>> START SUPPLIED ENTRIES

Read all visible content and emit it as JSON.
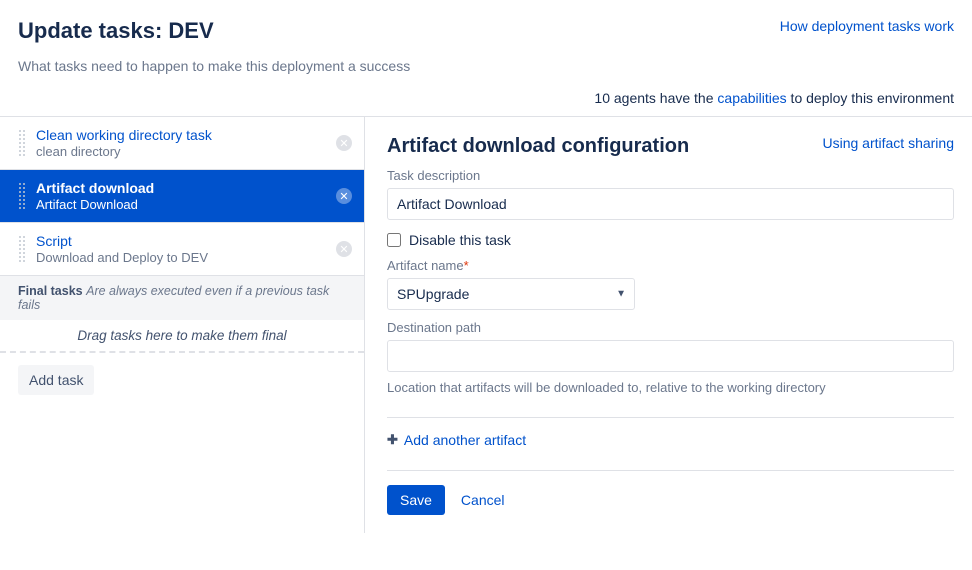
{
  "header": {
    "title": "Update tasks: DEV",
    "help_link": "How deployment tasks work",
    "subtitle": "What tasks need to happen to make this deployment a success"
  },
  "agents": {
    "prefix": "10 agents have the ",
    "link": "capabilities",
    "suffix": " to deploy this environment"
  },
  "tasks": [
    {
      "title": "Clean working directory task",
      "desc": "clean directory",
      "selected": false
    },
    {
      "title": "Artifact download",
      "desc": "Artifact Download",
      "selected": true
    },
    {
      "title": "Script",
      "desc": "Download and Deploy to DEV",
      "selected": false
    }
  ],
  "final_tasks": {
    "label": "Final tasks",
    "note": "Are always executed even if a previous task fails",
    "drag_hint": "Drag tasks here to make them final"
  },
  "add_task_label": "Add task",
  "config": {
    "title": "Artifact download configuration",
    "help_link": "Using artifact sharing",
    "desc_label": "Task description",
    "desc_value": "Artifact Download",
    "disable_label": "Disable this task",
    "disable_checked": false,
    "artifact_label": "Artifact name",
    "artifact_value": "SPUpgrade",
    "dest_label": "Destination path",
    "dest_value": "",
    "dest_hint": "Location that artifacts will be downloaded to, relative to the working directory",
    "add_artifact": "Add another artifact",
    "save": "Save",
    "cancel": "Cancel"
  }
}
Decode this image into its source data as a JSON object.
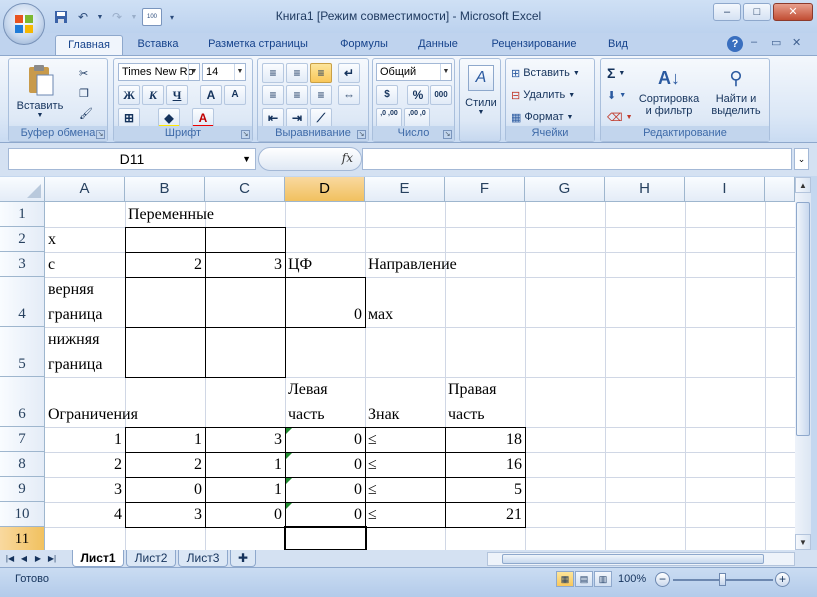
{
  "window": {
    "title": "Книга1  [Режим совместимости] - Microsoft Excel",
    "minimize": "–",
    "maximize": "□",
    "close": "✕"
  },
  "tabs": [
    "Главная",
    "Вставка",
    "Разметка страницы",
    "Формулы",
    "Данные",
    "Рецензирование",
    "Вид"
  ],
  "ribbon": {
    "clipboard": {
      "paste": "Вставить",
      "label": "Буфер обмена"
    },
    "font": {
      "name": "Times New Ro",
      "size": "14",
      "bold": "Ж",
      "italic": "К",
      "underline": "Ч",
      "grow": "A",
      "shrink": "A",
      "label": "Шрифт"
    },
    "alignment": {
      "label": "Выравнивание"
    },
    "number": {
      "format": "Общий",
      "percent": "%",
      "thousands": "000",
      "inc": ",0 ,00",
      "dec": ",00 ,0",
      "label": "Число"
    },
    "styles": {
      "label": "Стили"
    },
    "cells": {
      "insert": "Вставить",
      "delete": "Удалить",
      "format": "Формат",
      "label": "Ячейки"
    },
    "editing": {
      "sort": "Сортировка и фильтр",
      "find": "Найти и выделить",
      "label": "Редактирование"
    }
  },
  "formula_bar": {
    "name_box": "D11",
    "fx": "fx",
    "value": ""
  },
  "columns": [
    "A",
    "B",
    "C",
    "D",
    "E",
    "F",
    "G",
    "H",
    "I"
  ],
  "rows": [
    "1",
    "2",
    "3",
    "4",
    "5",
    "6",
    "7",
    "8",
    "9",
    "10",
    "11"
  ],
  "cells": {
    "B1": "Переменные",
    "A2": "x",
    "A3": "c",
    "B3": "2",
    "C3": "3",
    "D3": "ЦФ",
    "E3": "Направление",
    "A4": "верняя граница",
    "D4": "0",
    "E4": "мах",
    "A5": "нижняя граница",
    "A6": "Ограничения",
    "D6": "Левая часть",
    "E6": "Знак",
    "F6": "Правая часть",
    "A7": "1",
    "B7": "1",
    "C7": "3",
    "D7": "0",
    "E7": "≤",
    "F7": "18",
    "A8": "2",
    "B8": "2",
    "C8": "1",
    "D8": "0",
    "E8": "≤",
    "F8": "16",
    "A9": "3",
    "B9": "0",
    "C9": "1",
    "D9": "0",
    "E9": "≤",
    "F9": "5",
    "A10": "4",
    "B10": "3",
    "C10": "0",
    "D10": "0",
    "E10": "≤",
    "F10": "21"
  },
  "sheets": [
    "Лист1",
    "Лист2",
    "Лист3"
  ],
  "status": {
    "ready": "Готово",
    "zoom": "100%"
  }
}
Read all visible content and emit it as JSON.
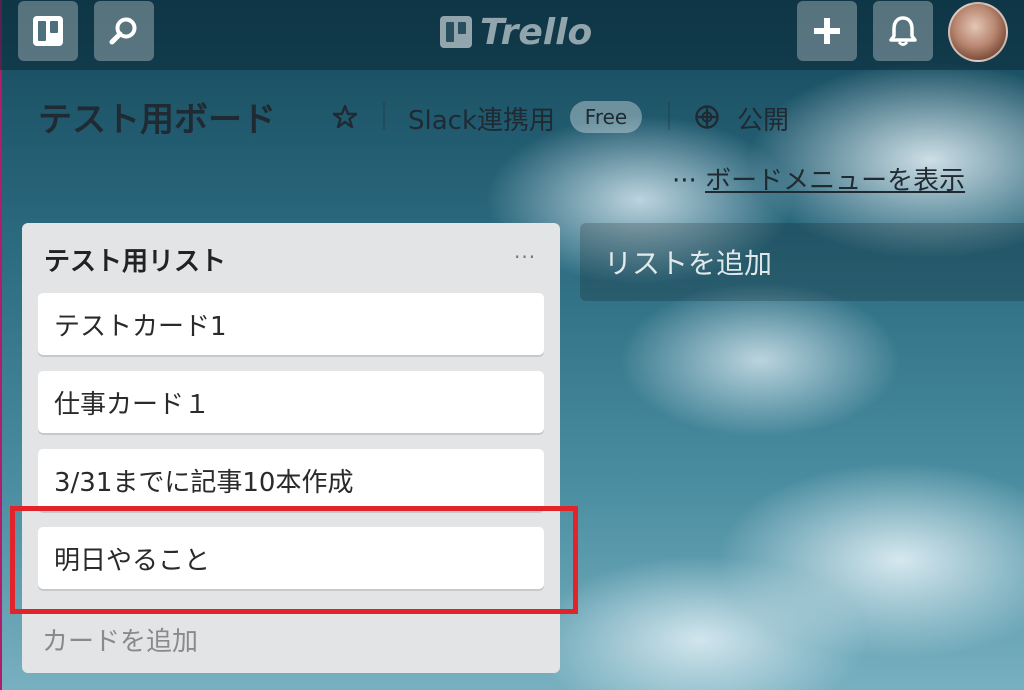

>> END SUPPLIED ENTRIES

From the data, pick out every line that includes "граница".

    "A4": "верняя граница",
    "A5": "нижняя граница",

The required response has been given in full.